▶ [WHAT YOU NEED TO DO]: Return each line of the data below verbatim; pictures are to be left out.

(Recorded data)

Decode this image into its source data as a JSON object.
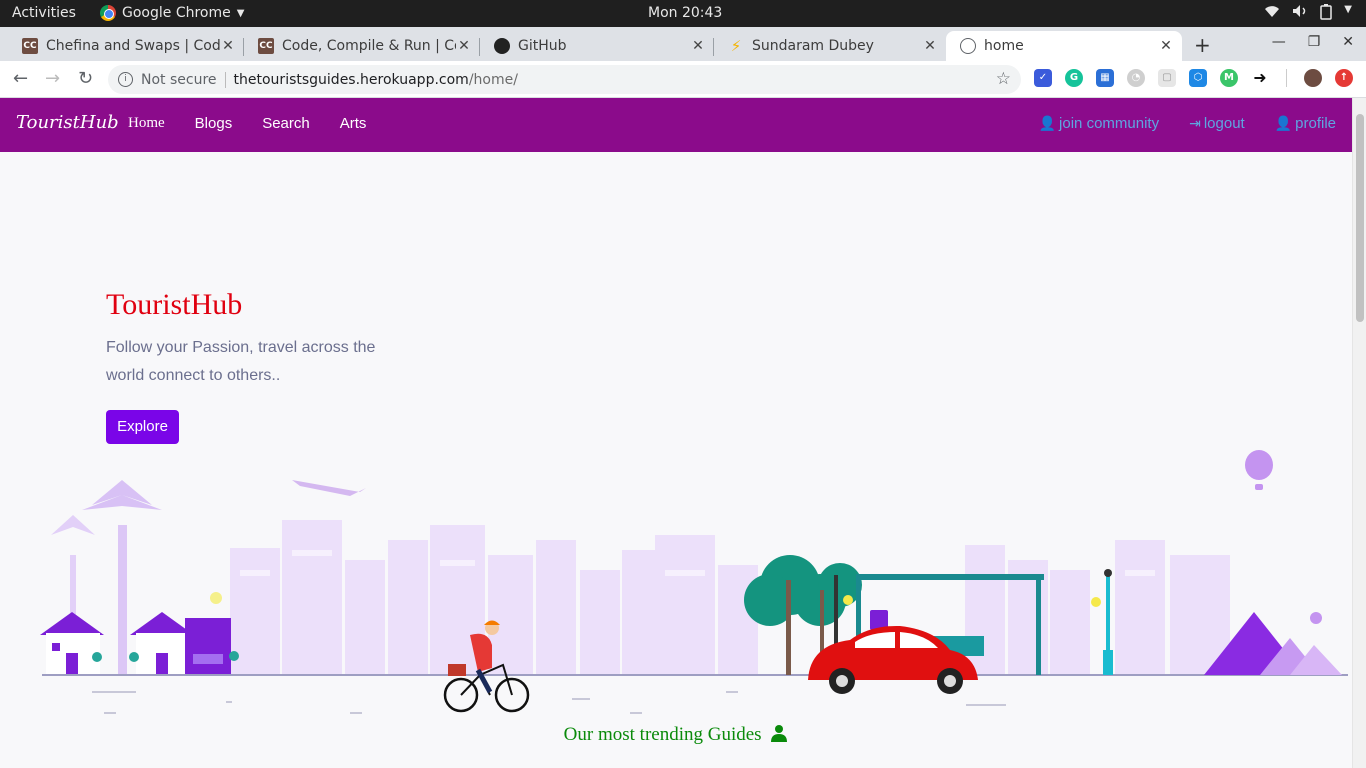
{
  "system": {
    "activities": "Activities",
    "app_name": "Google Chrome",
    "clock": "Mon 20:43"
  },
  "tabs": [
    {
      "title": "Chefina and Swaps | Code",
      "favicon": "codechef-icon"
    },
    {
      "title": "Code, Compile & Run | Co",
      "favicon": "codechef-icon"
    },
    {
      "title": "GitHub",
      "favicon": "github-icon"
    },
    {
      "title": "Sundaram Dubey",
      "favicon": "bolt-icon"
    },
    {
      "title": "home",
      "favicon": "globe-icon",
      "active": true
    }
  ],
  "address_bar": {
    "security": "Not secure",
    "host": "thetouristsguides.herokuapp.com",
    "path": "/home/"
  },
  "site_nav": {
    "brand": "TouristHub",
    "links": [
      "Home",
      "Blogs",
      "Search",
      "Arts"
    ],
    "right_links": [
      "join community",
      "logout",
      "profile"
    ]
  },
  "hero": {
    "title": "TouristHub",
    "subtitle": "Follow your Passion, travel across the world connect to others..",
    "button": "Explore"
  },
  "section": {
    "trending_title": "Our most trending Guides"
  },
  "colors": {
    "navbar": "#8b0b8b",
    "hero_title": "#e00010",
    "button": "#7a05e8",
    "trending": "#0a8a0a",
    "nav_right_links": "#5ea5e0"
  }
}
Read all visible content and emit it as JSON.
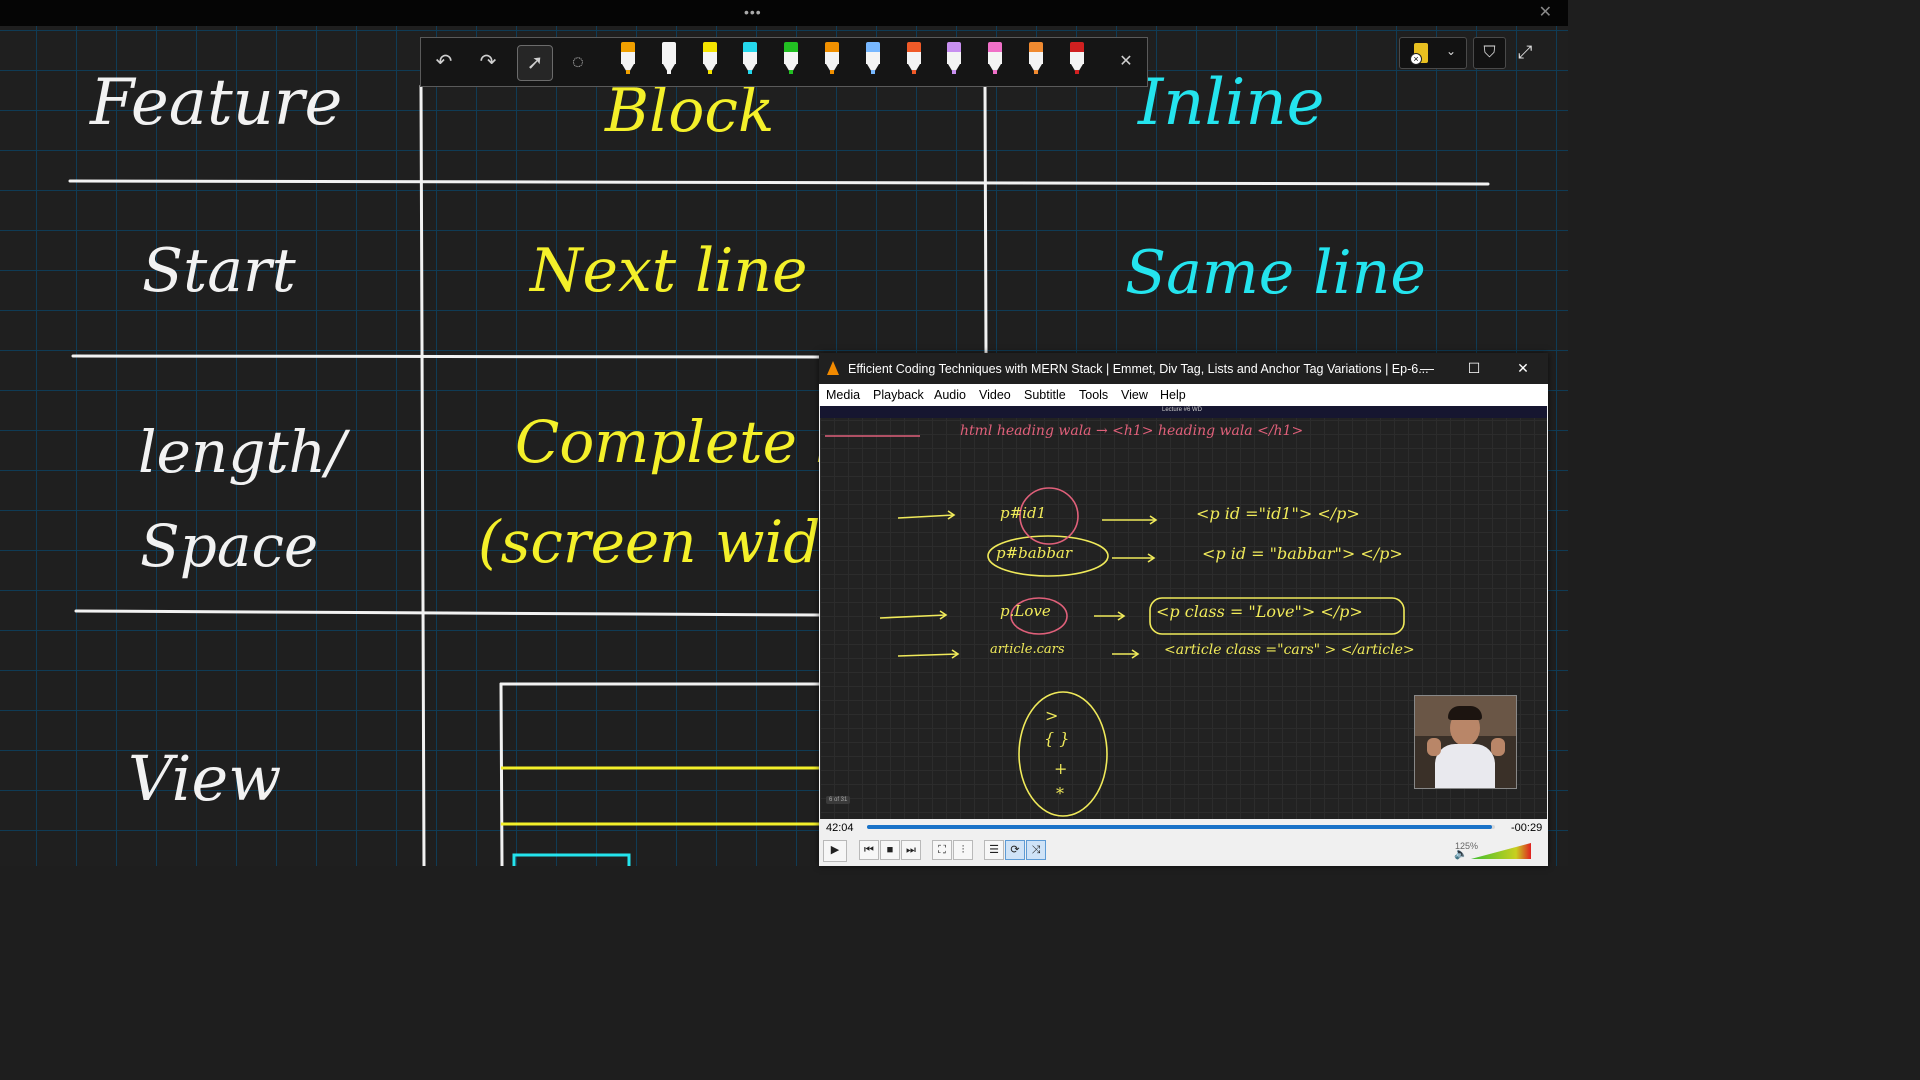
{
  "topbar": {
    "dots": "•••",
    "close": "✕"
  },
  "board": {
    "headings": [
      "Feature",
      "Block",
      "Inline"
    ],
    "rows": [
      {
        "feature": "Start",
        "block": "Next line",
        "inline": "Same line"
      },
      {
        "feature": "length/ Space",
        "block": "Complete line (screen width)",
        "inline": ""
      },
      {
        "feature": "View",
        "block": "",
        "inline": ""
      }
    ],
    "feature_line2": "Space"
  },
  "pen_toolbar": {
    "undo": "undo-icon",
    "redo": "redo-icon",
    "select": "cursor-icon",
    "lasso": "lasso-icon",
    "close": "✕",
    "pens": [
      "#f0a000",
      "#f4f4f4",
      "#f4e400",
      "#25d8ec",
      "#22c022",
      "#f19000",
      "#78b8ff",
      "#f05a28",
      "#c890f0",
      "#f070c8",
      "#f08a30",
      "#d02020"
    ]
  },
  "vlc": {
    "title": "Efficient Coding Techniques with MERN Stack | Emmet, Div Tag, Lists and Anchor Tag Variations | Ep-6...",
    "menu": [
      "Media",
      "Playback",
      "Audio",
      "Video",
      "Subtitle",
      "Tools",
      "View",
      "Help"
    ],
    "video": {
      "header": "Lecture #6 WD",
      "lines": [
        {
          "left": "p#id1",
          "right": "<p  id =\"id1\">  </p>"
        },
        {
          "left": "p#babbar",
          "right": "<p  id = \"babbar\">  </p>"
        },
        {
          "left": "p.Love",
          "right": "<p  class = \"Love\">  </p>"
        },
        {
          "left": "article.cars",
          "right": "<article  class =\"cars\" >  </article>"
        }
      ],
      "symbols": [
        ">",
        "{ }",
        "+",
        "*"
      ],
      "top_line": "html heading wala  →  <h1> heading  wala </h1>",
      "page_indicator": "6 of 31"
    },
    "elapsed": "42:04",
    "remaining": "-00:29",
    "progress": 0.995,
    "volume": "125%"
  },
  "colors": {
    "white_ink": "#f2f2f2",
    "yellow_ink": "#f4f02a",
    "cyan_ink": "#24e4ee",
    "grid": "#0f3b55"
  }
}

▶ [FULL ANSWER]:
Decode this image into its source data as a JSON object.
{
  "system": {
    "activities": "Activities",
    "app_name": "Google Chrome",
    "clock": "Mon 20:43"
  },
  "tabs": [
    {
      "title": "Chefina and Swaps | Code",
      "favicon": "codechef-icon"
    },
    {
      "title": "Code, Compile & Run | Co",
      "favicon": "codechef-icon"
    },
    {
      "title": "GitHub",
      "favicon": "github-icon"
    },
    {
      "title": "Sundaram Dubey",
      "favicon": "bolt-icon"
    },
    {
      "title": "home",
      "favicon": "globe-icon",
      "active": true
    }
  ],
  "address_bar": {
    "security": "Not secure",
    "host": "thetouristsguides.herokuapp.com",
    "path": "/home/"
  },
  "site_nav": {
    "brand": "TouristHub",
    "links": [
      "Home",
      "Blogs",
      "Search",
      "Arts"
    ],
    "right_links": [
      "join community",
      "logout",
      "profile"
    ]
  },
  "hero": {
    "title": "TouristHub",
    "subtitle": "Follow your Passion, travel across the world connect to others..",
    "button": "Explore"
  },
  "section": {
    "trending_title": "Our most trending Guides"
  },
  "colors": {
    "navbar": "#8b0b8b",
    "hero_title": "#e00010",
    "button": "#7a05e8",
    "trending": "#0a8a0a",
    "nav_right_links": "#5ea5e0"
  }
}
Read all visible content and emit it as JSON.
{
  "topbar": {
    "dots": "•••",
    "close": "✕"
  },
  "board": {
    "headings": [
      "Feature",
      "Block",
      "Inline"
    ],
    "rows": [
      {
        "feature": "Start",
        "block": "Next line",
        "inline": "Same line"
      },
      {
        "feature": "length/ Space",
        "block": "Complete line (screen width)",
        "inline": ""
      },
      {
        "feature": "View",
        "block": "",
        "inline": ""
      }
    ],
    "feature_line2": "Space"
  },
  "pen_toolbar": {
    "undo": "undo-icon",
    "redo": "redo-icon",
    "select": "cursor-icon",
    "lasso": "lasso-icon",
    "close": "✕",
    "pens": [
      "#f0a000",
      "#f4f4f4",
      "#f4e400",
      "#25d8ec",
      "#22c022",
      "#f19000",
      "#78b8ff",
      "#f05a28",
      "#c890f0",
      "#f070c8",
      "#f08a30",
      "#d02020"
    ]
  },
  "vlc": {
    "title": "Efficient Coding Techniques with MERN Stack | Emmet, Div Tag, Lists and Anchor Tag Variations | Ep-6...",
    "menu": [
      "Media",
      "Playback",
      "Audio",
      "Video",
      "Subtitle",
      "Tools",
      "View",
      "Help"
    ],
    "video": {
      "header": "Lecture #6 WD",
      "lines": [
        {
          "left": "p#id1",
          "right": "<p  id =\"id1\">  </p>"
        },
        {
          "left": "p#babbar",
          "right": "<p  id = \"babbar\">  </p>"
        },
        {
          "left": "p.Love",
          "right": "<p  class = \"Love\">  </p>"
        },
        {
          "left": "article.cars",
          "right": "<article  class =\"cars\" >  </article>"
        }
      ],
      "symbols": [
        ">",
        "{ }",
        "+",
        "*"
      ],
      "top_line": "html heading wala  →  <h1> heading  wala </h1>",
      "page_indicator": "6 of 31"
    },
    "elapsed": "42:04",
    "remaining": "-00:29",
    "progress": 0.995,
    "volume": "125%"
  },
  "colors": {
    "white_ink": "#f2f2f2",
    "yellow_ink": "#f4f02a",
    "cyan_ink": "#24e4ee",
    "grid": "#0f3b55"
  }
}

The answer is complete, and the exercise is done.